Convert everything from the start of the listing down to the line containing "legend-label-gdp-growth: 国内生产总值增长率 (263, 420, 399, 438)", that line included, into a JSON list of strings with one string per line and no blank lines.

○ ○ ○ ○ ○

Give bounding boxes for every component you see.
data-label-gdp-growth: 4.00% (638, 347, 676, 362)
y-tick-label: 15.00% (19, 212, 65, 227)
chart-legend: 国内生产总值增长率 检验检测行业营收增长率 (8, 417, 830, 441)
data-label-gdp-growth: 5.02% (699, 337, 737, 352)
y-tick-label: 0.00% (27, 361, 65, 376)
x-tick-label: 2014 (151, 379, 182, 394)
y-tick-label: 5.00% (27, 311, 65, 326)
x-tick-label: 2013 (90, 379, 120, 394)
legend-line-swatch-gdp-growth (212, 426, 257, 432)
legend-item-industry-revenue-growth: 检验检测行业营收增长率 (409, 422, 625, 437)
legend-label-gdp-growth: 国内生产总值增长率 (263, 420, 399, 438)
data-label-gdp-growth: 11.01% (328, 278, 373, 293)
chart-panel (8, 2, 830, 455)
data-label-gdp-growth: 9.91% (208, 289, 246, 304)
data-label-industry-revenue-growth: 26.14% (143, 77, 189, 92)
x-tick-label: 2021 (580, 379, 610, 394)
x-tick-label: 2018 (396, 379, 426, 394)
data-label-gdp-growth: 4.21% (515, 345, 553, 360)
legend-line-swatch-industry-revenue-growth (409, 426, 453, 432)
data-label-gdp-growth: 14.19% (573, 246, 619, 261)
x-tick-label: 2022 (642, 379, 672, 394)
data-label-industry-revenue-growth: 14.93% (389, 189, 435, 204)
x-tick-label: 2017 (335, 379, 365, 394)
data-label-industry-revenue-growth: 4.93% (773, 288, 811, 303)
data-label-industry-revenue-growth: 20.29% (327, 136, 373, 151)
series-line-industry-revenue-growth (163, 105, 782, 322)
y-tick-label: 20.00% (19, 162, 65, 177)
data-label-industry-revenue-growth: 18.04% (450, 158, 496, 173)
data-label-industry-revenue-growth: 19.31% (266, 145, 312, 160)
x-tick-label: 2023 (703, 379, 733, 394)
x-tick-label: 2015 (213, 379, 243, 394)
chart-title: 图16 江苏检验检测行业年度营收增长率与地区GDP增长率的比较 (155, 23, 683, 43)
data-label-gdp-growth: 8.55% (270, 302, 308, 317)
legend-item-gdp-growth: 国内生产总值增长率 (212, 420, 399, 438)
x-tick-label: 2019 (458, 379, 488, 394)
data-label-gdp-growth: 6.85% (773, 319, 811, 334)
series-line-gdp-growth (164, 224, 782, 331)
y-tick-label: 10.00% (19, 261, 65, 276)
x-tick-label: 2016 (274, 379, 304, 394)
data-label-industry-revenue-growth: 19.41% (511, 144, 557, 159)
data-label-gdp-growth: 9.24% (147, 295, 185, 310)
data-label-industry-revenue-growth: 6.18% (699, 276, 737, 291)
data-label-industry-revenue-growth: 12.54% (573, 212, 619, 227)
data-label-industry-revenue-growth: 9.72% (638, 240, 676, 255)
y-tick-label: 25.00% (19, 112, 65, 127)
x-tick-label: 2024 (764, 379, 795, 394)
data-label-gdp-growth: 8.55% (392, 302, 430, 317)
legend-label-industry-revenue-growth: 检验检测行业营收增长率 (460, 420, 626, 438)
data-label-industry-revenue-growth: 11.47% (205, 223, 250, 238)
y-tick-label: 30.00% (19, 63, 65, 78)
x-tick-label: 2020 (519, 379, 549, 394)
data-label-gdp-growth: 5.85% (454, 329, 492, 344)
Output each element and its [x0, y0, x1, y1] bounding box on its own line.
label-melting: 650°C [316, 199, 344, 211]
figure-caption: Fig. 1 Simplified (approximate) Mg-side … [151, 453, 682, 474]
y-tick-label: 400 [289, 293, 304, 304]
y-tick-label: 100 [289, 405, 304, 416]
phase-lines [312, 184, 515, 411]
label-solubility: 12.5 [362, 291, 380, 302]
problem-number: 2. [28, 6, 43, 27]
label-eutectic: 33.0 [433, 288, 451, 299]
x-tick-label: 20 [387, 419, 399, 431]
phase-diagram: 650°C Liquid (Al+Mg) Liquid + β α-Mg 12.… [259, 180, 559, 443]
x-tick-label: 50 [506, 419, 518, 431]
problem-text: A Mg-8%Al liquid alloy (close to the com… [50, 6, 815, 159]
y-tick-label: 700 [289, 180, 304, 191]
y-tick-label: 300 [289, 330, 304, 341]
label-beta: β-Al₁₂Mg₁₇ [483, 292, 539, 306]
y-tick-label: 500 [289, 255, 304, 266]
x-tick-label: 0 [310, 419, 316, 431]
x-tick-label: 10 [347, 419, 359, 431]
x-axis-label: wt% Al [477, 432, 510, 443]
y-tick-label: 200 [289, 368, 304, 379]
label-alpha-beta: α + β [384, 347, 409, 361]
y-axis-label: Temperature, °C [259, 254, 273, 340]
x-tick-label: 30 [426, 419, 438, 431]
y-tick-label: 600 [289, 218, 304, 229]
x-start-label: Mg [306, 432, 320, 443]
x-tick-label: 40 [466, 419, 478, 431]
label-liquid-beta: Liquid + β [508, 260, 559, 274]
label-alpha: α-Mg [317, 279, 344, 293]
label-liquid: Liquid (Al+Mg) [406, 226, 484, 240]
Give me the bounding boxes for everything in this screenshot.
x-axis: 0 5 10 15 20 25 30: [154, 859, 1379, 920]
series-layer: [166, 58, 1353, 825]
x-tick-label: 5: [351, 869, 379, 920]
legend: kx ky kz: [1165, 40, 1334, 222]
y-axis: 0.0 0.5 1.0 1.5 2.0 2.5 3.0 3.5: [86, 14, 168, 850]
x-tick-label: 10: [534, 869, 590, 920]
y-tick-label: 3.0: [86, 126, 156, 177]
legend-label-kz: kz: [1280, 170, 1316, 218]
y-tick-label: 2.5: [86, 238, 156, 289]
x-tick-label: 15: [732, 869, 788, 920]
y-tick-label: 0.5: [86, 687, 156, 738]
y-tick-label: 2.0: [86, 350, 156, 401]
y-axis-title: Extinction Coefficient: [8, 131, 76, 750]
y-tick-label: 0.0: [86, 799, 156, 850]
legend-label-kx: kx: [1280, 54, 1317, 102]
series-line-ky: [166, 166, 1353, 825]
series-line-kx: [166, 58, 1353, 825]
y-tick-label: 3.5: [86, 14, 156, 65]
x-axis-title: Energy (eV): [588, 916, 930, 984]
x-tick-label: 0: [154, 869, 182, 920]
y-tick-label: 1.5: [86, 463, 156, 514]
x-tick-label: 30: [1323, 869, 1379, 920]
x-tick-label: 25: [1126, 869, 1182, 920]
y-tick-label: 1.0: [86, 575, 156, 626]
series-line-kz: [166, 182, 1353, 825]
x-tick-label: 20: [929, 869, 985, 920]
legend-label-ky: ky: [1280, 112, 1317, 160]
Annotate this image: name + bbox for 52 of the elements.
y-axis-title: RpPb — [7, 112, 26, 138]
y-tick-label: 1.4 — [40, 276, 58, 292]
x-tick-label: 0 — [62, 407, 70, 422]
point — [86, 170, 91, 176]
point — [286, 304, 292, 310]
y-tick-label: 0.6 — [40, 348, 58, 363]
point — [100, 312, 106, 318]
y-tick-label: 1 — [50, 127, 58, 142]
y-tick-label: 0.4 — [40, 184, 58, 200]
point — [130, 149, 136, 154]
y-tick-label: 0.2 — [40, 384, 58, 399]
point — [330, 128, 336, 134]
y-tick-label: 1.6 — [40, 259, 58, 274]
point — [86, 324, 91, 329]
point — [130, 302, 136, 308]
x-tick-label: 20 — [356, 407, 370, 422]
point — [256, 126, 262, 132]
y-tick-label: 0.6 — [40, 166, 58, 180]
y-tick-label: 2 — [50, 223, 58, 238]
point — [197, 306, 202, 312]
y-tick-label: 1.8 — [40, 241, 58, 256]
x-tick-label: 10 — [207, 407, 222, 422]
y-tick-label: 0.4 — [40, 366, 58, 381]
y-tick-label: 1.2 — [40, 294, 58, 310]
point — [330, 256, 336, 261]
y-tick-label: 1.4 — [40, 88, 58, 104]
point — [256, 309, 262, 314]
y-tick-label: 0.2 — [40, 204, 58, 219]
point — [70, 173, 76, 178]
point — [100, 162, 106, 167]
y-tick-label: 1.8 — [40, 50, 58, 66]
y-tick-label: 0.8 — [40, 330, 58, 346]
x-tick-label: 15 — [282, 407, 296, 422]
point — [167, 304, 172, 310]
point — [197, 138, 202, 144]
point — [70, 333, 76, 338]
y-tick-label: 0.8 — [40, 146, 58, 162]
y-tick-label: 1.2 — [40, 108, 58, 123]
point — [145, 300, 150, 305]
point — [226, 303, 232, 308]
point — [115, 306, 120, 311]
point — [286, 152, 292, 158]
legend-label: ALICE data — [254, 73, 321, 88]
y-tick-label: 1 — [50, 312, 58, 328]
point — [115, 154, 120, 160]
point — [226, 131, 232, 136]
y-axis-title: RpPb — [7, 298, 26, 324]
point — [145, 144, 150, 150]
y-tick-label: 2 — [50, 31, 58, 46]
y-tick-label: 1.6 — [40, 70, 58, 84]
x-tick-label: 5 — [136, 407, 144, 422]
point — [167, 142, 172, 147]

○ ○ ○ ○ ○

• _Solution to this problem_:
[
  "Give bounding boxes for every component you see.",
  "data-label-gdp-growth: 4.00% (638, 347, 676, 362)",
  "y-tick-label: 15.00% (19, 212, 65, 227)",
  "chart-legend: 国内生产总值增长率 检验检测行业营收增长率 (8, 417, 830, 441)",
  "data-label-gdp-growth: 5.02% (699, 337, 737, 352)",
  "y-tick-label: 0.00% (27, 361, 65, 376)",
  "x-tick-label: 2014 (151, 379, 182, 394)",
  "y-tick-label: 5.00% (27, 311, 65, 326)",
  "x-tick-label: 2013 (90, 379, 120, 394)",
  "legend-line-swatch-gdp-growth (212, 426, 257, 432)",
  "legend-item-industry-revenue-growth: 检验检测行业营收增长率 (409, 422, 625, 437)",
  "legend-label-gdp-growth: 国内生产总值增长率 (263, 420, 399, 438)"
]